(Problem to work on)
Could you print all the entries exactly?
╭─ Input
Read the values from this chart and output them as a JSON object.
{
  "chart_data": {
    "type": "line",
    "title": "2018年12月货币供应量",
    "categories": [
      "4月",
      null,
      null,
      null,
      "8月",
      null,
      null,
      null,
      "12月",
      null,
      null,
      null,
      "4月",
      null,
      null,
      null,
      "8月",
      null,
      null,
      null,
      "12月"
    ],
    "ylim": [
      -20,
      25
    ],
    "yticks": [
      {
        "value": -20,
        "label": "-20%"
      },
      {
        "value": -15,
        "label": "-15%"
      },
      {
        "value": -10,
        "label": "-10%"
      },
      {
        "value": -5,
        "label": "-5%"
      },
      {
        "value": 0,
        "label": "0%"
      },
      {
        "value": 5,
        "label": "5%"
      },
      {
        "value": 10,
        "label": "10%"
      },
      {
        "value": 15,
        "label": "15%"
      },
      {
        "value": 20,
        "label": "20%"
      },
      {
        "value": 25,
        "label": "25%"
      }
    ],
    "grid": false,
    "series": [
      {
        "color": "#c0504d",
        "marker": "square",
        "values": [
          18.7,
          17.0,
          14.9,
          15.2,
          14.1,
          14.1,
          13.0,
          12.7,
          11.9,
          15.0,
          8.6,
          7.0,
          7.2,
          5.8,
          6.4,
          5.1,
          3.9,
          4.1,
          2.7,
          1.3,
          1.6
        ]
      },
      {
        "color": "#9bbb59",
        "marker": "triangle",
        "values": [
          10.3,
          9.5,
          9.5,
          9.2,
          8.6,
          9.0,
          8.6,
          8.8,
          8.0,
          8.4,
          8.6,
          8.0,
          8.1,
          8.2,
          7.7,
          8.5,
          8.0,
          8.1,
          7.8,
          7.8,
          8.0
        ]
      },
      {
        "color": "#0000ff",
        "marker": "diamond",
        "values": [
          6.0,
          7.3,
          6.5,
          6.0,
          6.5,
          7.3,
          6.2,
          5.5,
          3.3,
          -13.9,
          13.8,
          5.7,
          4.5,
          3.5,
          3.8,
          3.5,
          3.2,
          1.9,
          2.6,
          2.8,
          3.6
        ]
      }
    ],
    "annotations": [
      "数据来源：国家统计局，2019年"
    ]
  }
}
╰─
(Written solution)
Read the values from this chart and output them as a JSON object.
{
  "chart_data": {
    "type": "line",
    "title": "2018年12月货币供应量",
    "categories": [
      "4月",
      null,
      null,
      null,
      "8月",
      null,
      null,
      null,
      "12月",
      null,
      null,
      null,
      "4月",
      null,
      null,
      null,
      "8月",
      null,
      null,
      null,
      "12月"
    ],
    "ylim": [
      -20,
      25
    ],
    "yticks": [
      {
        "value": -20,
        "label": "-20%"
      },
      {
        "value": -15,
        "label": "-15%"
      },
      {
        "value": -10,
        "label": "-10%"
      },
      {
        "value": -5,
        "label": "-5%"
      },
      {
        "value": 0,
        "label": "0%"
      },
      {
        "value": 5,
        "label": "5%"
      },
      {
        "value": 10,
        "label": "10%"
      },
      {
        "value": 15,
        "label": "15%"
      },
      {
        "value": 20,
        "label": "20%"
      },
      {
        "value": 25,
        "label": "25%"
      }
    ],
    "grid": false,
    "series": [
      {
        "color": "#c0504d",
        "marker": "square",
        "values": [
          18.7,
          17.0,
          14.9,
          15.2,
          14.1,
          14.1,
          13.0,
          12.7,
          11.9,
          15.0,
          8.6,
          7.0,
          7.2,
          5.8,
          6.4,
          5.1,
          3.9,
          4.1,
          2.7,
          1.3,
          1.6
        ]
      },
      {
        "color": "#9bbb59",
        "marker": "triangle",
        "values": [
          10.3,
          9.5,
          9.5,
          9.2,
          8.6,
          9.0,
          8.6,
          8.8,
          8.0,
          8.4,
          8.6,
          8.0,
          8.1,
          8.2,
          7.7,
          8.5,
          8.0,
          8.1,
          7.8,
          7.8,
          8.0
        ]
      },
      {
        "color": "#0000ff",
        "marker": "diamond",
        "values": [
          6.0,
          7.3,
          6.5,
          6.0,
          6.5,
          7.3,
          6.2,
          5.5,
          3.3,
          -13.9,
          13.8,
          5.7,
          4.5,
          3.5,
          3.8,
          3.5,
          3.2,
          1.9,
          2.6,
          2.8,
          3.6
        ]
      }
    ],
    "annotations": [
      "数据来源：国家统计局，2019年"
    ]
  }
}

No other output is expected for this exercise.